## Begin Source data

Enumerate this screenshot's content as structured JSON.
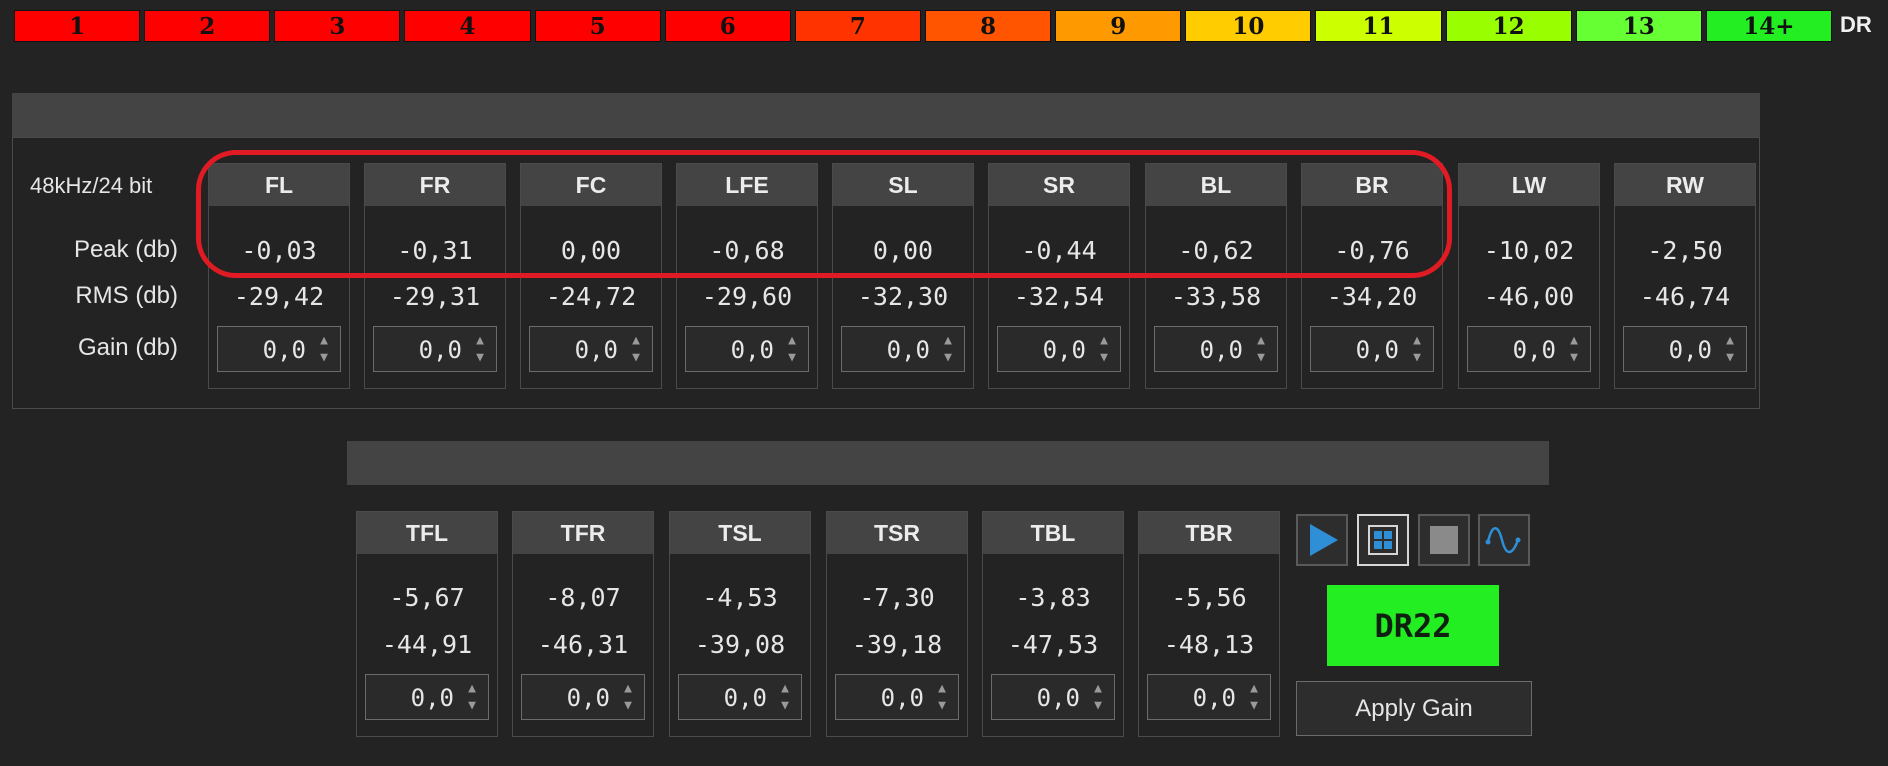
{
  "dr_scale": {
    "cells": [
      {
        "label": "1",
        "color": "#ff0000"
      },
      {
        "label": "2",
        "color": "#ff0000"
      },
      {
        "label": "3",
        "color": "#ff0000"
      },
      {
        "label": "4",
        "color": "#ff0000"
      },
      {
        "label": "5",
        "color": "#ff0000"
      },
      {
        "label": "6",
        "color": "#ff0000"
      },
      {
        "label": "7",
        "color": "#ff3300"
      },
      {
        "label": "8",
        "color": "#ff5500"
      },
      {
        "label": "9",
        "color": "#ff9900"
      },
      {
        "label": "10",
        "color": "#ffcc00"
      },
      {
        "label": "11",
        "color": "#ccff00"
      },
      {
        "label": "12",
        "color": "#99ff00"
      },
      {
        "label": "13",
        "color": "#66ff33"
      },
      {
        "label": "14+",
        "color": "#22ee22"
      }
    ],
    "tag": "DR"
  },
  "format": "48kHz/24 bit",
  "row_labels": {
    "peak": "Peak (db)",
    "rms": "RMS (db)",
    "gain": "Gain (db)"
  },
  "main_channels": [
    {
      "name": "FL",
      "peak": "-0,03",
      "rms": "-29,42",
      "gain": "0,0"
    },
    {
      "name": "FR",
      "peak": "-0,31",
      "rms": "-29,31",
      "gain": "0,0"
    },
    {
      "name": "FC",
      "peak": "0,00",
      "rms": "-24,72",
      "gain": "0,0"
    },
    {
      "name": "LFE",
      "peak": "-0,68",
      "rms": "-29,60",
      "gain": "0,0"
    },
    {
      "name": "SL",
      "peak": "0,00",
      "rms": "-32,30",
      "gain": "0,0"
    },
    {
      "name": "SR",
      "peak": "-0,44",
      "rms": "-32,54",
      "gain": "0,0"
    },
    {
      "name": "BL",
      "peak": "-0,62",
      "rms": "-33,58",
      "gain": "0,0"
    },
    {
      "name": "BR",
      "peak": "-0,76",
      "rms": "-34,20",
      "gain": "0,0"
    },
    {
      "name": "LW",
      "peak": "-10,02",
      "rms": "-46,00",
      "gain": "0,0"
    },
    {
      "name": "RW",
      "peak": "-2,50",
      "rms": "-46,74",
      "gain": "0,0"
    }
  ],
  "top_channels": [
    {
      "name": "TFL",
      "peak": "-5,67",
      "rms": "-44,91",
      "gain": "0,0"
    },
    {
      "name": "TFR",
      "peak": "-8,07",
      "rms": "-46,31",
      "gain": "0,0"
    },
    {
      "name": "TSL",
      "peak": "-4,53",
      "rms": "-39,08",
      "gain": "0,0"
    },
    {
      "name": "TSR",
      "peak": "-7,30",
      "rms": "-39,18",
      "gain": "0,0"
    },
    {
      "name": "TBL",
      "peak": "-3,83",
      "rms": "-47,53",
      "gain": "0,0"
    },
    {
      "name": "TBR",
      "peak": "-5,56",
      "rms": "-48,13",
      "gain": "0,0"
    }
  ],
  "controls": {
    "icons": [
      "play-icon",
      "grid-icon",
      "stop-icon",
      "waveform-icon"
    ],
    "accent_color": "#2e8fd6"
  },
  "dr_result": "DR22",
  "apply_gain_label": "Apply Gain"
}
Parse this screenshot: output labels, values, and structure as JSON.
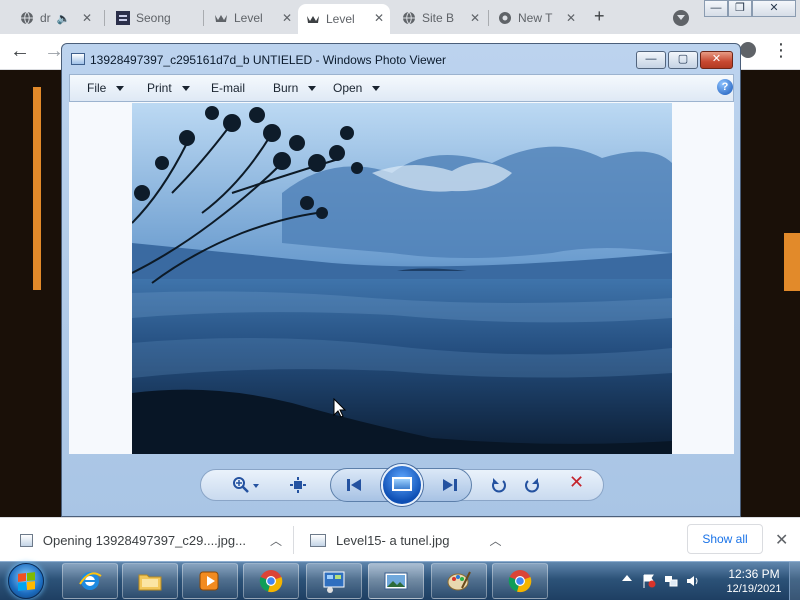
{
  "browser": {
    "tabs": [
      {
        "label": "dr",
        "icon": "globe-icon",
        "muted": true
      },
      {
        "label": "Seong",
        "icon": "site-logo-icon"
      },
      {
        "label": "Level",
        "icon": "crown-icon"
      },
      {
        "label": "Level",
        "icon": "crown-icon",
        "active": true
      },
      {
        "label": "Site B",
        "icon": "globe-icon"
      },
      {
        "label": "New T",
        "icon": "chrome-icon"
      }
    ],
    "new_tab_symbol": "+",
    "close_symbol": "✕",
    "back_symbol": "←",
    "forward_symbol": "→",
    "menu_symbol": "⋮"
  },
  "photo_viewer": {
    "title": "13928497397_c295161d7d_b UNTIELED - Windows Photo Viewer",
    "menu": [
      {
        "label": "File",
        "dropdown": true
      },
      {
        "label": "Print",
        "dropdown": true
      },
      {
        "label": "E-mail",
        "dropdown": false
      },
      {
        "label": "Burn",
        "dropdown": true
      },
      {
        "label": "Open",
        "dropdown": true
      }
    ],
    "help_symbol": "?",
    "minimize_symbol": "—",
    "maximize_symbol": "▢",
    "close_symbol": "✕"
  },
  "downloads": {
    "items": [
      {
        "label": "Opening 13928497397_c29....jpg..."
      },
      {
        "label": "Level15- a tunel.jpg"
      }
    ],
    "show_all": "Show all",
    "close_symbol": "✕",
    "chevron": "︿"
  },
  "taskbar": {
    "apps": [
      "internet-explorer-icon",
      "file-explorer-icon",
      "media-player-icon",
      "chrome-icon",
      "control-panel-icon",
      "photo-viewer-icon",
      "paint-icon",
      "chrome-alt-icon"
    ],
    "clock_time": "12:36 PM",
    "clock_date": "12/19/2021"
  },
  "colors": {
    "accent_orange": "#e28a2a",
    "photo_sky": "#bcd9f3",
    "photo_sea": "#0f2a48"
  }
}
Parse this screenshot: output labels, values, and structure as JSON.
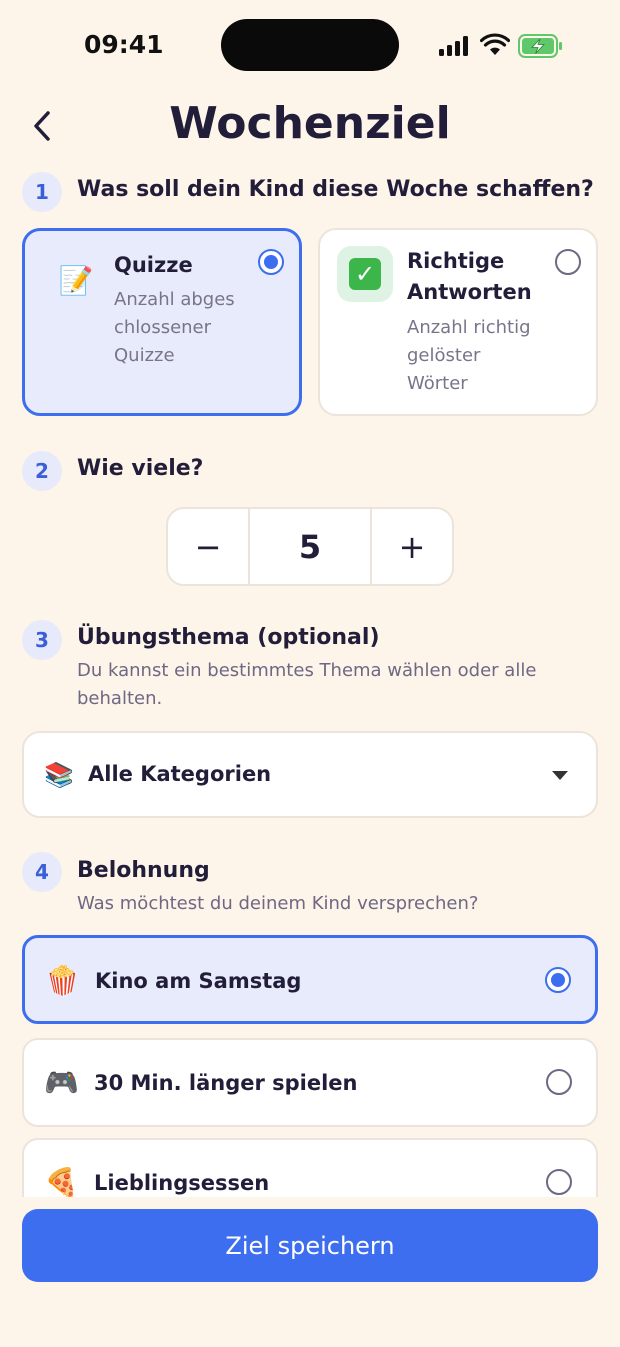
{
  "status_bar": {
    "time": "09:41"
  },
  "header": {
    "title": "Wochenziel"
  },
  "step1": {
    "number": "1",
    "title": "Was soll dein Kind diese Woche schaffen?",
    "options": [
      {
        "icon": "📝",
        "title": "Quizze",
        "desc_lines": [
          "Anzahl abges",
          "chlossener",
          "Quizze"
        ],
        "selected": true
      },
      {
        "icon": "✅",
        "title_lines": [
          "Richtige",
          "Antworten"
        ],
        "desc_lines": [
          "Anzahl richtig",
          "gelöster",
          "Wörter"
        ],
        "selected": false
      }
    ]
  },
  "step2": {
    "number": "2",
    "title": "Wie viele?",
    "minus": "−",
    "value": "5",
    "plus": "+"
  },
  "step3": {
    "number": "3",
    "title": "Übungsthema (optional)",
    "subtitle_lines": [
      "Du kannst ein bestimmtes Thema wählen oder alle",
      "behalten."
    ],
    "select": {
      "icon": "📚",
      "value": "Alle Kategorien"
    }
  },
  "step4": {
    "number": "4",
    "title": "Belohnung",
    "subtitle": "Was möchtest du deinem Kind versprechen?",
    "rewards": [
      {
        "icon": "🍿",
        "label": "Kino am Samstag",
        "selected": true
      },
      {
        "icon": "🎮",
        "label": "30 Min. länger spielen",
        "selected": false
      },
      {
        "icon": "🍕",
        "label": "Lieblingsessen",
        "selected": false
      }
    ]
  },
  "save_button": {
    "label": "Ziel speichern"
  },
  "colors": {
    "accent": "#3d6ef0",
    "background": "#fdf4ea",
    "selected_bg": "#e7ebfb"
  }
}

## End Source data

• [Task] Without the pictures, return all the records precisely as they stand.

• [Exercise answer]
Enumerate this screenshot's content as structured JSON.
{
  "dr_scale": {
    "cells": [
      {
        "label": "1",
        "color": "#ff0000"
      },
      {
        "label": "2",
        "color": "#ff0000"
      },
      {
        "label": "3",
        "color": "#ff0000"
      },
      {
        "label": "4",
        "color": "#ff0000"
      },
      {
        "label": "5",
        "color": "#ff0000"
      },
      {
        "label": "6",
        "color": "#ff0000"
      },
      {
        "label": "7",
        "color": "#ff3300"
      },
      {
        "label": "8",
        "color": "#ff5500"
      },
      {
        "label": "9",
        "color": "#ff9900"
      },
      {
        "label": "10",
        "color": "#ffcc00"
      },
      {
        "label": "11",
        "color": "#ccff00"
      },
      {
        "label": "12",
        "color": "#99ff00"
      },
      {
        "label": "13",
        "color": "#66ff33"
      },
      {
        "label": "14+",
        "color": "#22ee22"
      }
    ],
    "tag": "DR"
  },
  "format": "48kHz/24 bit",
  "row_labels": {
    "peak": "Peak (db)",
    "rms": "RMS (db)",
    "gain": "Gain (db)"
  },
  "main_channels": [
    {
      "name": "FL",
      "peak": "-0,03",
      "rms": "-29,42",
      "gain": "0,0"
    },
    {
      "name": "FR",
      "peak": "-0,31",
      "rms": "-29,31",
      "gain": "0,0"
    },
    {
      "name": "FC",
      "peak": "0,00",
      "rms": "-24,72",
      "gain": "0,0"
    },
    {
      "name": "LFE",
      "peak": "-0,68",
      "rms": "-29,60",
      "gain": "0,0"
    },
    {
      "name": "SL",
      "peak": "0,00",
      "rms": "-32,30",
      "gain": "0,0"
    },
    {
      "name": "SR",
      "peak": "-0,44",
      "rms": "-32,54",
      "gain": "0,0"
    },
    {
      "name": "BL",
      "peak": "-0,62",
      "rms": "-33,58",
      "gain": "0,0"
    },
    {
      "name": "BR",
      "peak": "-0,76",
      "rms": "-34,20",
      "gain": "0,0"
    },
    {
      "name": "LW",
      "peak": "-10,02",
      "rms": "-46,00",
      "gain": "0,0"
    },
    {
      "name": "RW",
      "peak": "-2,50",
      "rms": "-46,74",
      "gain": "0,0"
    }
  ],
  "top_channels": [
    {
      "name": "TFL",
      "peak": "-5,67",
      "rms": "-44,91",
      "gain": "0,0"
    },
    {
      "name": "TFR",
      "peak": "-8,07",
      "rms": "-46,31",
      "gain": "0,0"
    },
    {
      "name": "TSL",
      "peak": "-4,53",
      "rms": "-39,08",
      "gain": "0,0"
    },
    {
      "name": "TSR",
      "peak": "-7,30",
      "rms": "-39,18",
      "gain": "0,0"
    },
    {
      "name": "TBL",
      "peak": "-3,83",
      "rms": "-47,53",
      "gain": "0,0"
    },
    {
      "name": "TBR",
      "peak": "-5,56",
      "rms": "-48,13",
      "gain": "0,0"
    }
  ],
  "controls": {
    "icons": [
      "play-icon",
      "grid-icon",
      "stop-icon",
      "waveform-icon"
    ],
    "accent_color": "#2e8fd6"
  },
  "dr_result": "DR22",
  "apply_gain_label": "Apply Gain"
}
Parse this screenshot: output labels, values, and structure as JSON.
{
  "browser": {
    "tabs": [
      {
        "label": "dr",
        "icon": "globe-icon",
        "muted": true
      },
      {
        "label": "Seong",
        "icon": "site-logo-icon"
      },
      {
        "label": "Level",
        "icon": "crown-icon"
      },
      {
        "label": "Level",
        "icon": "crown-icon",
        "active": true
      },
      {
        "label": "Site B",
        "icon": "globe-icon"
      },
      {
        "label": "New T",
        "icon": "chrome-icon"
      }
    ],
    "new_tab_symbol": "+",
    "close_symbol": "✕",
    "back_symbol": "←",
    "forward_symbol": "→",
    "menu_symbol": "⋮"
  },
  "photo_viewer": {
    "title": "13928497397_c295161d7d_b UNTIELED - Windows Photo Viewer",
    "menu": [
      {
        "label": "File",
        "dropdown": true
      },
      {
        "label": "Print",
        "dropdown": true
      },
      {
        "label": "E-mail",
        "dropdown": false
      },
      {
        "label": "Burn",
        "dropdown": true
      },
      {
        "label": "Open",
        "dropdown": true
      }
    ],
    "help_symbol": "?",
    "minimize_symbol": "—",
    "maximize_symbol": "▢",
    "close_symbol": "✕"
  },
  "downloads": {
    "items": [
      {
        "label": "Opening 13928497397_c29....jpg..."
      },
      {
        "label": "Level15- a tunel.jpg"
      }
    ],
    "show_all": "Show all",
    "close_symbol": "✕",
    "chevron": "︿"
  },
  "taskbar": {
    "apps": [
      "internet-explorer-icon",
      "file-explorer-icon",
      "media-player-icon",
      "chrome-icon",
      "control-panel-icon",
      "photo-viewer-icon",
      "paint-icon",
      "chrome-alt-icon"
    ],
    "clock_time": "12:36 PM",
    "clock_date": "12/19/2021"
  },
  "colors": {
    "accent_orange": "#e28a2a",
    "photo_sky": "#bcd9f3",
    "photo_sea": "#0f2a48"
  }
}
Parse this screenshot: output labels, values, and structure as JSON.
{
  "status_bar": {
    "time": "09:41"
  },
  "header": {
    "title": "Wochenziel"
  },
  "step1": {
    "number": "1",
    "title": "Was soll dein Kind diese Woche schaffen?",
    "options": [
      {
        "icon": "📝",
        "title": "Quizze",
        "desc_lines": [
          "Anzahl abges",
          "chlossener",
          "Quizze"
        ],
        "selected": true
      },
      {
        "icon": "✅",
        "title_lines": [
          "Richtige",
          "Antworten"
        ],
        "desc_lines": [
          "Anzahl richtig",
          "gelöster",
          "Wörter"
        ],
        "selected": false
      }
    ]
  },
  "step2": {
    "number": "2",
    "title": "Wie viele?",
    "minus": "−",
    "value": "5",
    "plus": "+"
  },
  "step3": {
    "number": "3",
    "title": "Übungsthema (optional)",
    "subtitle_lines": [
      "Du kannst ein bestimmtes Thema wählen oder alle",
      "behalten."
    ],
    "select": {
      "icon": "📚",
      "value": "Alle Kategorien"
    }
  },
  "step4": {
    "number": "4",
    "title": "Belohnung",
    "subtitle": "Was möchtest du deinem Kind versprechen?",
    "rewards": [
      {
        "icon": "🍿",
        "label": "Kino am Samstag",
        "selected": true
      },
      {
        "icon": "🎮",
        "label": "30 Min. länger spielen",
        "selected": false
      },
      {
        "icon": "🍕",
        "label": "Lieblingsessen",
        "selected": false
      }
    ]
  },
  "save_button": {
    "label": "Ziel speichern"
  },
  "colors": {
    "accent": "#3d6ef0",
    "background": "#fdf4ea",
    "selected_bg": "#e7ebfb"
  }
}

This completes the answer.